Work required
List the lines of this listing that hold the word "JSON".

Figure record listings:

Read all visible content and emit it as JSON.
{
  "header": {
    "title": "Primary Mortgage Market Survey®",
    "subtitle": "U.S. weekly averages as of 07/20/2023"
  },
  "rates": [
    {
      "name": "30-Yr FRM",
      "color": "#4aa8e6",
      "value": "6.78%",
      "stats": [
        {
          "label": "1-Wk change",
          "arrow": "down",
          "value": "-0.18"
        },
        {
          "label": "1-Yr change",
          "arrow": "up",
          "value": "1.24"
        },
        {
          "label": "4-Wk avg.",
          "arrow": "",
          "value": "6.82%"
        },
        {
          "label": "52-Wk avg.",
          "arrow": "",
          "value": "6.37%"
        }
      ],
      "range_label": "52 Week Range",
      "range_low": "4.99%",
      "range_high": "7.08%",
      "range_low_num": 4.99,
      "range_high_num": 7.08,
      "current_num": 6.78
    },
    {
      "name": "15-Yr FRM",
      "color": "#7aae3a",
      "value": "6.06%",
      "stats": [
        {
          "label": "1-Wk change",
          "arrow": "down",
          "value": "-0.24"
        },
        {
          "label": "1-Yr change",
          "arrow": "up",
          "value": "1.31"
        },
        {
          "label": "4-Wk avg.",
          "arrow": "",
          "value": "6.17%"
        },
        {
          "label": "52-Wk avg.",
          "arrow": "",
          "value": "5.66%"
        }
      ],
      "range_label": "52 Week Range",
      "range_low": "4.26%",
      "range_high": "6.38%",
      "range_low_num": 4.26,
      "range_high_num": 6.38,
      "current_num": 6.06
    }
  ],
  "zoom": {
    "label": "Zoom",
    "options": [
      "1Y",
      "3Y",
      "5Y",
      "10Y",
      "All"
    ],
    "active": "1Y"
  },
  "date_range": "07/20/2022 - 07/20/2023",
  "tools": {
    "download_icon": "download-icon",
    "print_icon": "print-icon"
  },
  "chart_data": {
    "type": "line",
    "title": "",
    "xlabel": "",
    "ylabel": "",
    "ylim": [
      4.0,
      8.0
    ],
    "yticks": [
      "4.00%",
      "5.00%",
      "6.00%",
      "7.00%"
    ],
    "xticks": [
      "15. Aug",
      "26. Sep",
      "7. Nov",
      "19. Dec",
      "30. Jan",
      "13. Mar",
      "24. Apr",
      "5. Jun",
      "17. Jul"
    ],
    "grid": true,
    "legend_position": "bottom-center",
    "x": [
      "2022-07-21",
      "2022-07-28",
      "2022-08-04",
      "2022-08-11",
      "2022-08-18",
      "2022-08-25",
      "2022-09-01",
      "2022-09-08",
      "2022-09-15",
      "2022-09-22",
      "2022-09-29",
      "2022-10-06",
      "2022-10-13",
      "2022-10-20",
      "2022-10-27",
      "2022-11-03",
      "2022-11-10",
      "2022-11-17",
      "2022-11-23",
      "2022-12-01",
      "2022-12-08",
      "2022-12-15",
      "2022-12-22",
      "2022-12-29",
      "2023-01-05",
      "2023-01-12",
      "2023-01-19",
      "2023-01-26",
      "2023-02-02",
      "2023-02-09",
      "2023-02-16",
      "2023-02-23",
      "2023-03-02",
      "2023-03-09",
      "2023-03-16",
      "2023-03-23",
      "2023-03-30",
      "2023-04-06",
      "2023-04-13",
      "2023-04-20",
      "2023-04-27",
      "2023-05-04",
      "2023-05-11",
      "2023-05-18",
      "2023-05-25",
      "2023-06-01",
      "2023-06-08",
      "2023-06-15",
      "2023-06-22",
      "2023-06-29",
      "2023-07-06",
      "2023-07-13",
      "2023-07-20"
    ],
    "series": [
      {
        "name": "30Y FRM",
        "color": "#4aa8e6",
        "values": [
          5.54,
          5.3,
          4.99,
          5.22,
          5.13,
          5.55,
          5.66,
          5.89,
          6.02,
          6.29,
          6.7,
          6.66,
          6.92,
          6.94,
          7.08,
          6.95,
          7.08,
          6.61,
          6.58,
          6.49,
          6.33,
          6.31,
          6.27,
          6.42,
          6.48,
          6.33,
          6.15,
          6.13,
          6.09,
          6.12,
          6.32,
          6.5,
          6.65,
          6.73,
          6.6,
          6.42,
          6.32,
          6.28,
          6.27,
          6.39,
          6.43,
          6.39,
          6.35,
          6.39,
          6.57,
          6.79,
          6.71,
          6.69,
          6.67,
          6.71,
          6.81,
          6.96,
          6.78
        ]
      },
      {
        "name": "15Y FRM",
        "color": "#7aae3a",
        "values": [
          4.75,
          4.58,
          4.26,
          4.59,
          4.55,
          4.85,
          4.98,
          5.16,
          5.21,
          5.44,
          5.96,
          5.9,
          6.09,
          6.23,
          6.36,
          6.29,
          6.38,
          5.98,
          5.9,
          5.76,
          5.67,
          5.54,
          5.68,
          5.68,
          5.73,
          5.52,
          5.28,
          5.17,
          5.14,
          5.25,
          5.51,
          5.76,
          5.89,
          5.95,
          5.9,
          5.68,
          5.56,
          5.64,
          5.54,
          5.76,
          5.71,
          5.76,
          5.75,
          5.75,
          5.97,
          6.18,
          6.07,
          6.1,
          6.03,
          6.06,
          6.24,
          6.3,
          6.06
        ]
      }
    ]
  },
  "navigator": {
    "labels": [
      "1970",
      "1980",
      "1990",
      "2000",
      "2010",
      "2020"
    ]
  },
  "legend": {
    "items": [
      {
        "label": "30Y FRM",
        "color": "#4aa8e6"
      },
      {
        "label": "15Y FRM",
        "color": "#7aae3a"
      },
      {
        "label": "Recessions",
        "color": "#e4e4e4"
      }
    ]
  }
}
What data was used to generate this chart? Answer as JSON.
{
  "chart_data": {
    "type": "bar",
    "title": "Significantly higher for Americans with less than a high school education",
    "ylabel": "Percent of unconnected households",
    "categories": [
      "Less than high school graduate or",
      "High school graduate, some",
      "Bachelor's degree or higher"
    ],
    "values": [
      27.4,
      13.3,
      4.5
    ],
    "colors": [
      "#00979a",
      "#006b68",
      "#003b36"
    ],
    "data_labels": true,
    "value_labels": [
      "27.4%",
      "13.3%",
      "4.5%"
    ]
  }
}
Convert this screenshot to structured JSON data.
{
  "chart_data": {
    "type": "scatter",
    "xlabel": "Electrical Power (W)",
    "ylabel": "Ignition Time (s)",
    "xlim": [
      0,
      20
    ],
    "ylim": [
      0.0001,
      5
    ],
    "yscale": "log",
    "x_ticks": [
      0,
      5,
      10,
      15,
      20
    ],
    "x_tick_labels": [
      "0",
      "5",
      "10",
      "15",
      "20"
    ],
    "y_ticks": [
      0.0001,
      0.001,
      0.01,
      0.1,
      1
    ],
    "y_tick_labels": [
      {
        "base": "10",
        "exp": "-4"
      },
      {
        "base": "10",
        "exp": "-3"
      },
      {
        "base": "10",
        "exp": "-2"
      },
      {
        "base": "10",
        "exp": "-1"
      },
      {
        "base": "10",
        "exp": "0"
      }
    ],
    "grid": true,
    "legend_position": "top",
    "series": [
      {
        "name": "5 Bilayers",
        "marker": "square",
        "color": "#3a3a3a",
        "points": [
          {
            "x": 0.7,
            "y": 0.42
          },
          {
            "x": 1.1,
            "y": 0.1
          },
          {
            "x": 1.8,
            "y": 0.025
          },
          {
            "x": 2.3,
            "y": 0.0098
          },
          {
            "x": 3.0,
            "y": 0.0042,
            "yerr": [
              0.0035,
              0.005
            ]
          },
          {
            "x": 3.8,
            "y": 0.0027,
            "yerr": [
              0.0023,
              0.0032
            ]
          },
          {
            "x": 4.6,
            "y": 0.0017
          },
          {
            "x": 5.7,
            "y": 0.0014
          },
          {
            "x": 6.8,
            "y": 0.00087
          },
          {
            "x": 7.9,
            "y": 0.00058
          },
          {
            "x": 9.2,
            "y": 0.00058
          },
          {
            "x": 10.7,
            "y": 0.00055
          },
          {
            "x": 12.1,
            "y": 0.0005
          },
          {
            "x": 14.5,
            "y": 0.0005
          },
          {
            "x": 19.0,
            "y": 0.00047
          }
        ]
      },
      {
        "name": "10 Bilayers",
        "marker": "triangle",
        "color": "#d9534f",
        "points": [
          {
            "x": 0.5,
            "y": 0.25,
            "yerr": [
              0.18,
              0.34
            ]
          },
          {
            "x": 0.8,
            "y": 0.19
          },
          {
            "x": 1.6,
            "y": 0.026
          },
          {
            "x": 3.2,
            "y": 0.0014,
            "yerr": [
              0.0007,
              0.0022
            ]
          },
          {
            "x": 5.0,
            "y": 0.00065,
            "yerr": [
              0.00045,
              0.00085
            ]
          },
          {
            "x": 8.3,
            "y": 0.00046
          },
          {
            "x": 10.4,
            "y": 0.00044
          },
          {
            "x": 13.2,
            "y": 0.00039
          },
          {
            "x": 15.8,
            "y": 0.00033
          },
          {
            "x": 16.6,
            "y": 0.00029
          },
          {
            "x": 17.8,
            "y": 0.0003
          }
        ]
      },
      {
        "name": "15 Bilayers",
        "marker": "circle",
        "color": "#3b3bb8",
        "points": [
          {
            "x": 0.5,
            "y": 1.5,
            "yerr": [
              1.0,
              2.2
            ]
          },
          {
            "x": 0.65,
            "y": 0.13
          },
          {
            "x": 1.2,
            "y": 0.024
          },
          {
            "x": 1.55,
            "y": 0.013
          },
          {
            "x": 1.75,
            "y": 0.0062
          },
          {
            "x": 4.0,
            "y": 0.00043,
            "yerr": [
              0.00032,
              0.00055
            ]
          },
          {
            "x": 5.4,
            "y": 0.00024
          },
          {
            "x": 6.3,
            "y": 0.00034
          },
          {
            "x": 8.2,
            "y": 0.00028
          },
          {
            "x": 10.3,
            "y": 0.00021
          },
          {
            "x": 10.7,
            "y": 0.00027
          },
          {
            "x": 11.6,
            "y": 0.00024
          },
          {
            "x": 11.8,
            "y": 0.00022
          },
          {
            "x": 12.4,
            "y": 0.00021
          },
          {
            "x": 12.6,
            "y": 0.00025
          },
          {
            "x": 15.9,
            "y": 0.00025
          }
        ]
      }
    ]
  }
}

Answer to the problem
Read all visible content and emit it as JSON.
What data was used to generate this chart? Answer as JSON.
Convert this screenshot to structured JSON data.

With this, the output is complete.